There were also nine posts that documented other aspects of relationships. Seven were visualisations of romantic relationships, two of which documented the OPs heart rate at the end of relationships (‘My heart rate watching my SO leave the country’ and ‘Heart rate when my wife asked for a divorce’), and four were visualisations of digital messaging data (such as ‘Smileys used in conversation since I met my gf’ and ‘I built a tool to visualize WhatsApp chats . . . with my girlfriend!’). Interestingly, two of these four data selfies based on analyses of message histories were framed as ‘gifts’ for partners, such as ‘Made this for my bf on our one year anniversary’, which broke down 425 messages over a 1-year period into frequency counts of messages, words, emoji and so on, and a similar post titled ‘My girlfriend made a visualization of all messages in the first year of our relationship for Valentines’. This latter post was based on a sample of 44,331 messages over a 344-day period, where the OPs girlfriend found they exchanged on average 129 messages per day and their average message length was 4.6 words. The final post in the group of seven on romantic relationships was an in memorim, a ‘Simple word cloud from writing I did for my girlfriend, who passed a bit over a year ago’.
According to Lambert (2016: 75), relationship tracking (through digitally quantified means) imports the norms of psychotherapy and makes the unpacking of emotional connections integral to the functioning of said relationships. Yet, for Lambert (2016), this tracking tends to spiral into further quantification and experimentation and ultimately fails to complete this interrogation (p. 83). The subreddit reflects this argument, as data selfies that confessed or revealed something about a relationship – like the agony of separation or word frequency analyses of message histories – tended to attract the most upvotes and comments. Even in posts that were more general (like the ‘lifelogs’ described below), there was often postulation in the comments about romantic relationships within these data.

Action item A: In the passage on relationship data selfies, how many messages per day did the girlfriend's Valentine's visualization find the couple exchanged on average?
Action item B: Please continue the passage on relationship data selfies from its final sentence.

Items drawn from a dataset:
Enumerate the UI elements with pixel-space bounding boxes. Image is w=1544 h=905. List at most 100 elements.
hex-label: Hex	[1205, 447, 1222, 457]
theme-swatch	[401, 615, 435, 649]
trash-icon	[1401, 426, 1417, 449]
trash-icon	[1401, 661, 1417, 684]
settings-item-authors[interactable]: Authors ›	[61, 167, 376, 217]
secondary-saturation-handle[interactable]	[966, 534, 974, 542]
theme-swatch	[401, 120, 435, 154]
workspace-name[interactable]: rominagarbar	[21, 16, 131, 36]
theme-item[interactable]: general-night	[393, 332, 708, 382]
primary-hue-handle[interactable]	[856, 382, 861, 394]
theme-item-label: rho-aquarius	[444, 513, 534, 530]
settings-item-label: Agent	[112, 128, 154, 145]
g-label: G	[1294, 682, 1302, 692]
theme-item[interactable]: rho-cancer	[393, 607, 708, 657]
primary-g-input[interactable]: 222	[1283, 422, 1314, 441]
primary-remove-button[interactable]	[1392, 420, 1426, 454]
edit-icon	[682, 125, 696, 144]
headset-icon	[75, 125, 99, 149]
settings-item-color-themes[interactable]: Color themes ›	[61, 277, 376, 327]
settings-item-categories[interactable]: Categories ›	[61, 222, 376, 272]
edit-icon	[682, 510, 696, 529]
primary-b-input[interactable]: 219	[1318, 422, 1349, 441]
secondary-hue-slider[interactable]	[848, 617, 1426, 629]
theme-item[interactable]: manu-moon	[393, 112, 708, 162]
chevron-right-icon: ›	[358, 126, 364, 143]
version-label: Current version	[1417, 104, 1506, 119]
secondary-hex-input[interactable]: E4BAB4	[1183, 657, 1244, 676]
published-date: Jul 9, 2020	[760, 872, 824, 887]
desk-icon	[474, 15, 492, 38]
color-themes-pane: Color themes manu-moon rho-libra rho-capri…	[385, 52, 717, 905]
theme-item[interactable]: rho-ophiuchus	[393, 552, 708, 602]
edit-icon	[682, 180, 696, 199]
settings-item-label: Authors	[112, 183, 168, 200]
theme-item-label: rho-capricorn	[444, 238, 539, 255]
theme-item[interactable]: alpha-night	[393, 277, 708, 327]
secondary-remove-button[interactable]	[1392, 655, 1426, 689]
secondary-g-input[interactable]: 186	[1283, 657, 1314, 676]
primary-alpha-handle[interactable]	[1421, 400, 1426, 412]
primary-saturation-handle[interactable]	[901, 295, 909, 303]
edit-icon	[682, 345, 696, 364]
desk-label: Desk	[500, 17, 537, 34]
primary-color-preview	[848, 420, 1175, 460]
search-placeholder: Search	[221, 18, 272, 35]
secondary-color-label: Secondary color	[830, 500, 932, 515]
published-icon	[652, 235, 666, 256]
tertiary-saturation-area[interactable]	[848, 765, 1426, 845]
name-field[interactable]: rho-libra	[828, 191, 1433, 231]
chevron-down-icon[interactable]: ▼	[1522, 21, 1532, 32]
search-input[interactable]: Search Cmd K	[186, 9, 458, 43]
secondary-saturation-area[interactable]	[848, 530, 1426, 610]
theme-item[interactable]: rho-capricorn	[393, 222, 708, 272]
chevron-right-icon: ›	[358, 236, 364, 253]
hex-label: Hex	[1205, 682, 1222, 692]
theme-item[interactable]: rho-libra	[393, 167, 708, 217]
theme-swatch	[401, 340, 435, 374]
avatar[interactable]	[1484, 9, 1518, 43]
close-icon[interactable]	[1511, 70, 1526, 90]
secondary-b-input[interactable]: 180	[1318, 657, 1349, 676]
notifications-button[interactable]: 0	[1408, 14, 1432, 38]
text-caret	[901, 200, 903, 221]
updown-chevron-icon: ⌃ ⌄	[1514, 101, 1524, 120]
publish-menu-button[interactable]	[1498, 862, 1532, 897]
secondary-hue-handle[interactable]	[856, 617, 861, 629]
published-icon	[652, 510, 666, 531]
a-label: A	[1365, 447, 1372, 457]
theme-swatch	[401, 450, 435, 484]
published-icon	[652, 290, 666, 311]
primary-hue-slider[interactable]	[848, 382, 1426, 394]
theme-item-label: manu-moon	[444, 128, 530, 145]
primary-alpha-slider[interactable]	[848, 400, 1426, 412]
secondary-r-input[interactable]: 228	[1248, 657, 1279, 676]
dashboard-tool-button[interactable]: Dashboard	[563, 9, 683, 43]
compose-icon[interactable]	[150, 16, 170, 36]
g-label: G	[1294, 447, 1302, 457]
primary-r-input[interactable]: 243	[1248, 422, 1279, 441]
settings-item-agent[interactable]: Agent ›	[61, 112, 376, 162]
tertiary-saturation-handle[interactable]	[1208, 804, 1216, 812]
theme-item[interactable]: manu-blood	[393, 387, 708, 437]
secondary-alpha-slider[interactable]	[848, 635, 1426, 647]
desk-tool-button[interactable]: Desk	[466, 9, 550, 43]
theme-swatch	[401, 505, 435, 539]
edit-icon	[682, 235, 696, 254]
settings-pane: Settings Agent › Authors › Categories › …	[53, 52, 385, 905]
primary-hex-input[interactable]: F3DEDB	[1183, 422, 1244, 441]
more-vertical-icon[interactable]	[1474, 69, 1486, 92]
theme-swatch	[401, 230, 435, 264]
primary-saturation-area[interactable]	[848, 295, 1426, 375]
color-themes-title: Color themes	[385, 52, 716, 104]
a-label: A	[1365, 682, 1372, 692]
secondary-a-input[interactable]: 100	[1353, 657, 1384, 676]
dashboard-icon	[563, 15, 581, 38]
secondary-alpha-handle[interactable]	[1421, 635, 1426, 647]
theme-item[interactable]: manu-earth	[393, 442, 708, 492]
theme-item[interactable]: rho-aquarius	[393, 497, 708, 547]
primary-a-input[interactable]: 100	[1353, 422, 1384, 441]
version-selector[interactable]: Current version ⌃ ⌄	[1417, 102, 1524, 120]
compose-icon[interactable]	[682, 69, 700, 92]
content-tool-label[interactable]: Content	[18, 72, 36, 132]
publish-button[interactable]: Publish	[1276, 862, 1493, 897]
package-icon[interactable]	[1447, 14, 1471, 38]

Result A: 129 messages per day.

Result B:
While r/DataIsBeautiful is prone to jokes about sex, promiscuity and masturbation, the above examples show that users (to quote another punny reply) ‘come to r/DataIsBeautiful for the plots’. Despite the focus on numerical data, data selfies sidestep the reductive and often highly gendered tendencies of sex-quantification apps and visualisations, outlined by Lupton (2015). Although the shift from normative assessments of ‘sex’ to ‘relationships’ is not an inherent improvement: as Danaher et al. (2018) argue ‘what gets measured gets managed’ (p. 7). In a ‘quantified relationship’, metricisation remains a tool of management, surveillance and gamification. While they do not overhaul gender paradigms, the data selfies in our sample point to how these forms of self-sharing offer a largely heterosexual male user-base an intermediary through which to be vulnerable, celebrate family and romance, remember and share grief.
Routine management
There were 27 posts that we coded under routine management, the largest of our three broad categories, including three posts on ‘lifelogging’ (recording what you are doing every hour for a year, for instance), two posts that tracked location, six posts on how money was spent (all following the Sankey diagram format as seen in Figure 2), seven tracking study habits and nine log technology use. It is also our most ‘leaky’ category, with many of these 27 posts straying into the territory of family and relationships or body rhythms (our final category of posts). The concentration of posts in this category is likely due to the availability of the requisite tools: There are a lot of software services available to manage budgets and appointments – and these often intersect with location logs and calendars. While ironically time-consuming, ‘time’ is a foundational metric for personal organisation, one often addressed by histories of self-tracking tools like diaries and calendars (Rettberg, 2014; Wernimont, 2018). It forms the basis of much ‘lifelogging’-styled self-tracking today.
The posts on lifelogging were the most involved and detailed confessional data selfies in our sample, such as ‘Every hour of my 2016 charted by category’ and ‘Every Single Hour Of My 2017 Recorded’. Each hour of activity is itemised and coded (often using a spreadsheet) and is then graphed for analysis. Thus, these visualised lifelogs include length of sleep, time spent at school, playing games, travelling, hours in paid work, time with family or with a partner, and so on. Given the depth of these logs, the comments are often investigative and ask after anomalies uncovered in the visualisations. Why did the time spent with a partner disappear, and then reappear months later? What happened the night where OP did not sleep at all? The lifelogging data selfie confesses life patterns in detail, and then elicits curiosity, inviting viewers to probe for narrative.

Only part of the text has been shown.